- Direction
Read the lines that follow and pick out every one containing the word "placement".

- Items
= = = =
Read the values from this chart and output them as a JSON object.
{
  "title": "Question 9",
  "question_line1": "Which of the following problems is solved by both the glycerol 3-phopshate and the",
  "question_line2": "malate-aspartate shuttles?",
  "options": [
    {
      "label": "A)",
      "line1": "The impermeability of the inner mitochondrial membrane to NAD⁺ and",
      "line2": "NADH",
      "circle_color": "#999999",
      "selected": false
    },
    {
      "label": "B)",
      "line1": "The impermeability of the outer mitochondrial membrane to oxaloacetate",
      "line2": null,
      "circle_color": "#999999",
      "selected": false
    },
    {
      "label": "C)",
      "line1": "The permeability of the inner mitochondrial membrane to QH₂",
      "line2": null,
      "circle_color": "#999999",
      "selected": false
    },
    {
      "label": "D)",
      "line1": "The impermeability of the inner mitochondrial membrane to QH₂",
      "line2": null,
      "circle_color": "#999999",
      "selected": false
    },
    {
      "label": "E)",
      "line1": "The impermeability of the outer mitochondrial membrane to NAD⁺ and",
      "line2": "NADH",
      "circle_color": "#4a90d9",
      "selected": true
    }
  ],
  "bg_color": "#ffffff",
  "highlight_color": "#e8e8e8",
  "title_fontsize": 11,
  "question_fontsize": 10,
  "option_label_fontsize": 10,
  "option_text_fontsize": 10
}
= = = =
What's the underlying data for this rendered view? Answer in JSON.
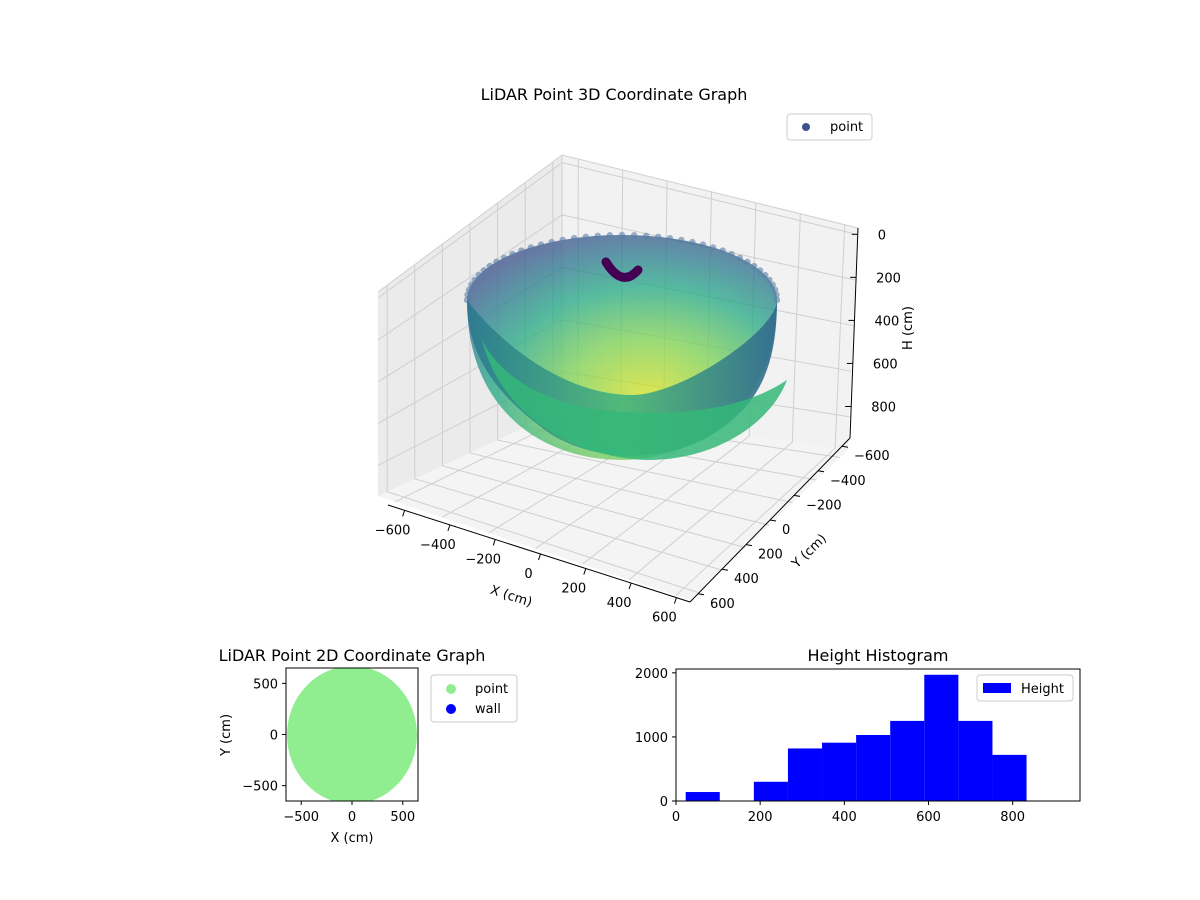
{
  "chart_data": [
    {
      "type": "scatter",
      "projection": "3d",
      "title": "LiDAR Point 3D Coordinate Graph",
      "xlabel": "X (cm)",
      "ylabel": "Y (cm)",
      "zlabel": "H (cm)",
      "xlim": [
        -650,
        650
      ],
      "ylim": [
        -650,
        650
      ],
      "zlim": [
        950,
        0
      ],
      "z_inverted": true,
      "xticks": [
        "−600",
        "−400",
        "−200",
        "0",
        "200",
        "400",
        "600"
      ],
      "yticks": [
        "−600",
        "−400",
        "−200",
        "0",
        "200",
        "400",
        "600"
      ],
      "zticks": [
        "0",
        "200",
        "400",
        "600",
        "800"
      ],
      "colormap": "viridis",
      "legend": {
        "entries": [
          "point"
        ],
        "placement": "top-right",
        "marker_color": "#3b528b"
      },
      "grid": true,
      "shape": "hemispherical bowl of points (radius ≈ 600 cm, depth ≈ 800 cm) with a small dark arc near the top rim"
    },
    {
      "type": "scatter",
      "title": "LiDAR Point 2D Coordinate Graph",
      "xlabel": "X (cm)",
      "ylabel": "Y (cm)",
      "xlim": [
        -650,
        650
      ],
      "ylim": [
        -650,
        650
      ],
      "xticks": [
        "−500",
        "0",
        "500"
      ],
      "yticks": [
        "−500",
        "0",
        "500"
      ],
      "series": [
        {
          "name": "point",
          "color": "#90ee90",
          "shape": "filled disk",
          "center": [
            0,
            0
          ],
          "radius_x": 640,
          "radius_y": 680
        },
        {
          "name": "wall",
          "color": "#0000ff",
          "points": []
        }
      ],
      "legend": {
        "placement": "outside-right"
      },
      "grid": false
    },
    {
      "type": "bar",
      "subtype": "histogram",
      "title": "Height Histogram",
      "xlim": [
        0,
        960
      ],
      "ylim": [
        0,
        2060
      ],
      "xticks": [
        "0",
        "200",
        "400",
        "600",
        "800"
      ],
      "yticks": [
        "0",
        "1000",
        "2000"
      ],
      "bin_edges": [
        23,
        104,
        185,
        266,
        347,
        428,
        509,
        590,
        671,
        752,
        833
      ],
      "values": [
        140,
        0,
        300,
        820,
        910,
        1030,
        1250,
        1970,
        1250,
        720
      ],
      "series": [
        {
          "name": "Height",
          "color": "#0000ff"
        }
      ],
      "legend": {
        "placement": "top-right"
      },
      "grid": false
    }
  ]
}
= = = =
- Solution to this problem
        "placement": "top-right",
        "placement": "outside-right"
        "placement": "top-right"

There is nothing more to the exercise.